• _Job_
Reproduce the listing that follows with no differences at all.

• _Data in this exercise_

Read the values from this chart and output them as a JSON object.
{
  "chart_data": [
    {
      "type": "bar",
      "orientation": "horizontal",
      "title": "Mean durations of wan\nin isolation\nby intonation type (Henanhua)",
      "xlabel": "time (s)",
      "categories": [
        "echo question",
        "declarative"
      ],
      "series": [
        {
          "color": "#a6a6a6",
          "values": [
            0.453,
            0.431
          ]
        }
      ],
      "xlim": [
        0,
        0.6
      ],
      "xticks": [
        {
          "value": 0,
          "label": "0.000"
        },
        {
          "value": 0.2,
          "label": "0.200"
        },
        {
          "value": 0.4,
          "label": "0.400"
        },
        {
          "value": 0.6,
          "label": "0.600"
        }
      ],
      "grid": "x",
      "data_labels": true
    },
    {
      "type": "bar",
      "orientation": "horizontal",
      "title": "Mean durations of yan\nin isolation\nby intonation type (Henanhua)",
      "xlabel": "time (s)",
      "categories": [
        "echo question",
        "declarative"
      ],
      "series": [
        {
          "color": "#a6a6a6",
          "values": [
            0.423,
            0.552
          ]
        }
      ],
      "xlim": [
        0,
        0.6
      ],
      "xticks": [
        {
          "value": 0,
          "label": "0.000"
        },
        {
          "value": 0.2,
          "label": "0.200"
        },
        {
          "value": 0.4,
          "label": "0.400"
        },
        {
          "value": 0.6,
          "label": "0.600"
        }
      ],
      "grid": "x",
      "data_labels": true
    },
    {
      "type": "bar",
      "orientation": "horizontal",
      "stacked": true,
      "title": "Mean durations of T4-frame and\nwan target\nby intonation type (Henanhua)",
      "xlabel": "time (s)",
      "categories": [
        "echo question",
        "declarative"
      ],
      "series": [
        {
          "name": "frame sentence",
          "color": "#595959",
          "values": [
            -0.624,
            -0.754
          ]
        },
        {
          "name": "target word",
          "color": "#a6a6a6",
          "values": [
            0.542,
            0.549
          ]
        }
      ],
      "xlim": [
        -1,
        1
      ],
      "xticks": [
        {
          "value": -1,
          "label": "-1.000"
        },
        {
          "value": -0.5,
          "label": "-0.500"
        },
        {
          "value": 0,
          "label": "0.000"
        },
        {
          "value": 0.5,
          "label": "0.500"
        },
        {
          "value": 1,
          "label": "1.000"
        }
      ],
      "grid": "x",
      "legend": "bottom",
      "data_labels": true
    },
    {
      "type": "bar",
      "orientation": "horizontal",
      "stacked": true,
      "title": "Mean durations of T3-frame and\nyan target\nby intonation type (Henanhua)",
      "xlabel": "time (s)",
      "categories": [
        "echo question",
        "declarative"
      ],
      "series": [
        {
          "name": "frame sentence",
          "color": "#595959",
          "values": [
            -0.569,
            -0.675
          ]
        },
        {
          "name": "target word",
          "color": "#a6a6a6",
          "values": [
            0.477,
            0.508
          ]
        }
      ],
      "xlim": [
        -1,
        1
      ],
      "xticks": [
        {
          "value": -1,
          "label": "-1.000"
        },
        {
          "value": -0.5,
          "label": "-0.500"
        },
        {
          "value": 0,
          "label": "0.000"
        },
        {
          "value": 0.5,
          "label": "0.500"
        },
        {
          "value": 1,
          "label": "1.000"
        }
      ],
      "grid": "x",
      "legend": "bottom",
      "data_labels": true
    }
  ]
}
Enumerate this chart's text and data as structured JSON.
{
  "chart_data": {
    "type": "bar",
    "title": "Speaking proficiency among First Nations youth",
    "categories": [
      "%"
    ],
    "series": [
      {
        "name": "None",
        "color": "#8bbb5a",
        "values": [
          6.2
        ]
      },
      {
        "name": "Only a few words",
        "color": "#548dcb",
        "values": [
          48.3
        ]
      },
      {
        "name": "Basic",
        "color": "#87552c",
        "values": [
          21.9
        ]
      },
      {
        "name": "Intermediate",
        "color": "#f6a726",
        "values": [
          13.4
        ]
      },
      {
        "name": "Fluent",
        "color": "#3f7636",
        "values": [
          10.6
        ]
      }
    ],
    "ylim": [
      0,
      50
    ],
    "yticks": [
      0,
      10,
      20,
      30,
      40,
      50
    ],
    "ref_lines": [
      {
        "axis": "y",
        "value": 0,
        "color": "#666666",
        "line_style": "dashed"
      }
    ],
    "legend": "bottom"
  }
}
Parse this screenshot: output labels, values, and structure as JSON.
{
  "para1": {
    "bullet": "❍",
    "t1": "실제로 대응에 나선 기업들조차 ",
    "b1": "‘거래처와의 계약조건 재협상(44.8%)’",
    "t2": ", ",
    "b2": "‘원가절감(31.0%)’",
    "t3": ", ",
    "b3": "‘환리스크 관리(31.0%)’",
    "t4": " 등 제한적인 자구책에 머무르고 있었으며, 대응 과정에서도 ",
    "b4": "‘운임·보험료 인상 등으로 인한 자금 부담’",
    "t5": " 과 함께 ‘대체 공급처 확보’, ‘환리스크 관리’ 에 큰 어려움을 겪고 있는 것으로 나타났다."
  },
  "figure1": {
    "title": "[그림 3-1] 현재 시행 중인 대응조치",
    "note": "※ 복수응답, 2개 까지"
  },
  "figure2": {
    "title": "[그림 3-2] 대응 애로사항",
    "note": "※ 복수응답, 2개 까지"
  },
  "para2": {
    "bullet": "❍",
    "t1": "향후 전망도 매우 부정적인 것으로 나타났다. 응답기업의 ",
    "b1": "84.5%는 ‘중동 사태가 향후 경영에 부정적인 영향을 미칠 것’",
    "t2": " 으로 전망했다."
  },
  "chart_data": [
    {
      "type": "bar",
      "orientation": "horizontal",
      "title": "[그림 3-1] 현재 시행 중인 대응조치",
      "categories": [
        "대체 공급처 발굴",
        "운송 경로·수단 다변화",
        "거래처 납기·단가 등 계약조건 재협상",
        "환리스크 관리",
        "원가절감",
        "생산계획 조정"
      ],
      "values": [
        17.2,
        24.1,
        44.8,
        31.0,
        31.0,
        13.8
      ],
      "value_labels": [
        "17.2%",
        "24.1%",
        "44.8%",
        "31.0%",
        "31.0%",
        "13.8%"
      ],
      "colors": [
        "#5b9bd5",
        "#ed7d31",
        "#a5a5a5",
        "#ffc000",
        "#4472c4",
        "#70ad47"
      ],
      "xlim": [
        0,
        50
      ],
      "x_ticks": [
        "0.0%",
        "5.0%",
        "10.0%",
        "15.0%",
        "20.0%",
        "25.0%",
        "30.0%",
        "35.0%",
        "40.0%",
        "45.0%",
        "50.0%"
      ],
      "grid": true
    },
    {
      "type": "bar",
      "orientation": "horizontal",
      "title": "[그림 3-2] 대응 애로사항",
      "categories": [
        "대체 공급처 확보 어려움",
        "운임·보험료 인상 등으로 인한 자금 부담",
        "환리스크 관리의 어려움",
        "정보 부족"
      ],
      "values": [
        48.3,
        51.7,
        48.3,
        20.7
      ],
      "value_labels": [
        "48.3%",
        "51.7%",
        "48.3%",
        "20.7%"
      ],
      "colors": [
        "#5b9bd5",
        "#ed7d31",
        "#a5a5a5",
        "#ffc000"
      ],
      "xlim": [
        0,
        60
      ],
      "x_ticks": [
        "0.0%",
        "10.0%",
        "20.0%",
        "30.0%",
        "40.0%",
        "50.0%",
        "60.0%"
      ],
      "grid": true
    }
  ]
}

• _The response_
Read the values from this chart and output them as a JSON object.
{
  "chart_data": [
    {
      "type": "bar",
      "orientation": "horizontal",
      "title": "Mean durations of wan\nin isolation\nby intonation type (Henanhua)",
      "xlabel": "time (s)",
      "categories": [
        "echo question",
        "declarative"
      ],
      "series": [
        {
          "color": "#a6a6a6",
          "values": [
            0.453,
            0.431
          ]
        }
      ],
      "xlim": [
        0,
        0.6
      ],
      "xticks": [
        {
          "value": 0,
          "label": "0.000"
        },
        {
          "value": 0.2,
          "label": "0.200"
        },
        {
          "value": 0.4,
          "label": "0.400"
        },
        {
          "value": 0.6,
          "label": "0.600"
        }
      ],
      "grid": "x",
      "data_labels": true
    },
    {
      "type": "bar",
      "orientation": "horizontal",
      "title": "Mean durations of yan\nin isolation\nby intonation type (Henanhua)",
      "xlabel": "time (s)",
      "categories": [
        "echo question",
        "declarative"
      ],
      "series": [
        {
          "color": "#a6a6a6",
          "values": [
            0.423,
            0.552
          ]
        }
      ],
      "xlim": [
        0,
        0.6
      ],
      "xticks": [
        {
          "value": 0,
          "label": "0.000"
        },
        {
          "value": 0.2,
          "label": "0.200"
        },
        {
          "value": 0.4,
          "label": "0.400"
        },
        {
          "value": 0.6,
          "label": "0.600"
        }
      ],
      "grid": "x",
      "data_labels": true
    },
    {
      "type": "bar",
      "orientation": "horizontal",
      "stacked": true,
      "title": "Mean durations of T4-frame and\nwan target\nby intonation type (Henanhua)",
      "xlabel": "time (s)",
      "categories": [
        "echo question",
        "declarative"
      ],
      "series": [
        {
          "name": "frame sentence",
          "color": "#595959",
          "values": [
            -0.624,
            -0.754
          ]
        },
        {
          "name": "target word",
          "color": "#a6a6a6",
          "values": [
            0.542,
            0.549
          ]
        }
      ],
      "xlim": [
        -1,
        1
      ],
      "xticks": [
        {
          "value": -1,
          "label": "-1.000"
        },
        {
          "value": -0.5,
          "label": "-0.500"
        },
        {
          "value": 0,
          "label": "0.000"
        },
        {
          "value": 0.5,
          "label": "0.500"
        },
        {
          "value": 1,
          "label": "1.000"
        }
      ],
      "grid": "x",
      "legend": "bottom",
      "data_labels": true
    },
    {
      "type": "bar",
      "orientation": "horizontal",
      "stacked": true,
      "title": "Mean durations of T3-frame and\nyan target\nby intonation type (Henanhua)",
      "xlabel": "time (s)",
      "categories": [
        "echo question",
        "declarative"
      ],
      "series": [
        {
          "name": "frame sentence",
          "color": "#595959",
          "values": [
            -0.569,
            -0.675
          ]
        },
        {
          "name": "target word",
          "color": "#a6a6a6",
          "values": [
            0.477,
            0.508
          ]
        }
      ],
      "xlim": [
        -1,
        1
      ],
      "xticks": [
        {
          "value": -1,
          "label": "-1.000"
        },
        {
          "value": -0.5,
          "label": "-0.500"
        },
        {
          "value": 0,
          "label": "0.000"
        },
        {
          "value": 0.5,
          "label": "0.500"
        },
        {
          "value": 1,
          "label": "1.000"
        }
      ],
      "grid": "x",
      "legend": "bottom",
      "data_labels": true
    }
  ]
}
Enumerate this chart's text and data as structured JSON.
{
  "chart_data": {
    "type": "bar",
    "title": "Speaking proficiency among First Nations youth",
    "categories": [
      "%"
    ],
    "series": [
      {
        "name": "None",
        "color": "#8bbb5a",
        "values": [
          6.2
        ]
      },
      {
        "name": "Only a few words",
        "color": "#548dcb",
        "values": [
          48.3
        ]
      },
      {
        "name": "Basic",
        "color": "#87552c",
        "values": [
          21.9
        ]
      },
      {
        "name": "Intermediate",
        "color": "#f6a726",
        "values": [
          13.4
        ]
      },
      {
        "name": "Fluent",
        "color": "#3f7636",
        "values": [
          10.6
        ]
      }
    ],
    "ylim": [
      0,
      50
    ],
    "yticks": [
      0,
      10,
      20,
      30,
      40,
      50
    ],
    "ref_lines": [
      {
        "axis": "y",
        "value": 0,
        "color": "#666666",
        "line_style": "dashed"
      }
    ],
    "legend": "bottom"
  }
}
Parse this screenshot: output labels, values, and structure as JSON.
{
  "para1": {
    "bullet": "❍",
    "t1": "실제로 대응에 나선 기업들조차 ",
    "b1": "‘거래처와의 계약조건 재협상(44.8%)’",
    "t2": ", ",
    "b2": "‘원가절감(31.0%)’",
    "t3": ", ",
    "b3": "‘환리스크 관리(31.0%)’",
    "t4": " 등 제한적인 자구책에 머무르고 있었으며, 대응 과정에서도 ",
    "b4": "‘운임·보험료 인상 등으로 인한 자금 부담’",
    "t5": " 과 함께 ‘대체 공급처 확보’, ‘환리스크 관리’ 에 큰 어려움을 겪고 있는 것으로 나타났다."
  },
  "figure1": {
    "title": "[그림 3-1] 현재 시행 중인 대응조치",
    "note": "※ 복수응답, 2개 까지"
  },
  "figure2": {
    "title": "[그림 3-2] 대응 애로사항",
    "note": "※ 복수응답, 2개 까지"
  },
  "para2": {
    "bullet": "❍",
    "t1": "향후 전망도 매우 부정적인 것으로 나타났다. 응답기업의 ",
    "b1": "84.5%는 ‘중동 사태가 향후 경영에 부정적인 영향을 미칠 것’",
    "t2": " 으로 전망했다."
  },
  "chart_data": [
    {
      "type": "bar",
      "orientation": "horizontal",
      "title": "[그림 3-1] 현재 시행 중인 대응조치",
      "categories": [
        "대체 공급처 발굴",
        "운송 경로·수단 다변화",
        "거래처 납기·단가 등 계약조건 재협상",
        "환리스크 관리",
        "원가절감",
        "생산계획 조정"
      ],
      "values": [
        17.2,
        24.1,
        44.8,
        31.0,
        31.0,
        13.8
      ],
      "value_labels": [
        "17.2%",
        "24.1%",
        "44.8%",
        "31.0%",
        "31.0%",
        "13.8%"
      ],
      "colors": [
        "#5b9bd5",
        "#ed7d31",
        "#a5a5a5",
        "#ffc000",
        "#4472c4",
        "#70ad47"
      ],
      "xlim": [
        0,
        50
      ],
      "x_ticks": [
        "0.0%",
        "5.0%",
        "10.0%",
        "15.0%",
        "20.0%",
        "25.0%",
        "30.0%",
        "35.0%",
        "40.0%",
        "45.0%",
        "50.0%"
      ],
      "grid": true
    },
    {
      "type": "bar",
      "orientation": "horizontal",
      "title": "[그림 3-2] 대응 애로사항",
      "categories": [
        "대체 공급처 확보 어려움",
        "운임·보험료 인상 등으로 인한 자금 부담",
        "환리스크 관리의 어려움",
        "정보 부족"
      ],
      "values": [
        48.3,
        51.7,
        48.3,
        20.7
      ],
      "value_labels": [
        "48.3%",
        "51.7%",
        "48.3%",
        "20.7%"
      ],
      "colors": [
        "#5b9bd5",
        "#ed7d31",
        "#a5a5a5",
        "#ffc000"
      ],
      "xlim": [
        0,
        60
      ],
      "x_ticks": [
        "0.0%",
        "10.0%",
        "20.0%",
        "30.0%",
        "40.0%",
        "50.0%",
        "60.0%"
      ],
      "grid": true
    }
  ]
}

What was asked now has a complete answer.